Last month, we went through some of the more depressing ways of losing your money. This month I'd like to take a more optimistic view and to consider some ways of doing our very level best not to let this happen.

In the first place, I have always maintained that most of our winnings are done on a very few days in the year. This is not to say that we cannot enjoy the same winnings on the majority of days, but I mean that if you tally up your winnings for the year, you will find that anything up to 80 per cent of those winnings will come on half a dozen good days.

They are the days when the $20 winner gets up, or when you hit that $1,000 trifecta. You have to invest if you are going to make any sort of money at all, and with any form of investment comes an element of risk. What we need to do is exactly what a stockbroker or any other investor does, and that is to try to swing the odds as much as possible in our own favour.

This odds swing will vary according to the obvious risk. To get that $1000 trifecta, the likelihood is that you are either betting a multiple or the gods have been kind to you. The absolute truth is that most people did not agree with you about the way this trifecta would fall. Otherwise it would not have been 1000/1. This brings me to my first "absolute" in racing: Respect public opinion. Public opinion is, after all, what makes racing. Bookmakers will often try to set markets, and particularly with the pre-post markets they can more or less do what they like. If they don't want to lay a horse, then they simply will put a price that they believe is lower than anybody will accept.

This was particularly evident a few weeks back in the case of Makybe Diva. Two of the biggest betting organisations in Australia were offering what were utterly ridiculous odds about the great mare's chances of winning either the Cox Plate or the Melbourne Cup. One of them was even offering 5/2 about her winning either! At time of writing, that is a real possibility but it's also a stupid bet. I don't know if anybody took it, but seven weeks ahead of either event being run it was not a very smart investment. Of course this may not be your opinion in the second week of November!

Opinion is not everything in racing, but it is the most important single thing in winning money. So my first specific offering in my "win money" month is for you to never go against your own opinion provided it is based on solid racing theory and practice.

# [JOBS]
1. In the betting article, what share of a year's winnings can come on half a dozen good days?
2. Reproduce the betting article word for word, everything from "Opinion is not" down to "theory and practice.".

# [DATA LINES]

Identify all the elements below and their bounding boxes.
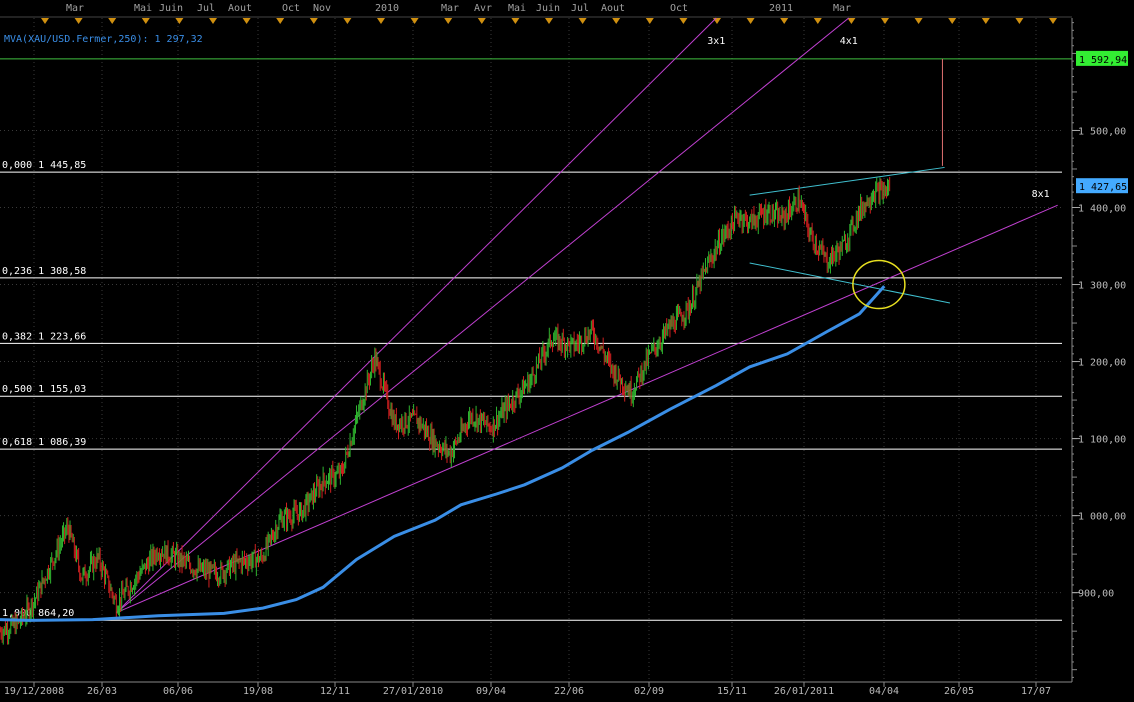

# [OUTPUTS FOR THE TASKS]
1. Anything up to 80 per cent.

2.
Opinion is not everything in racing, but it is the most important single thing in winning money. So my first specific offering in my "win money" month is for you to never go against your own opinion provided it is based on solid racing theory and practice.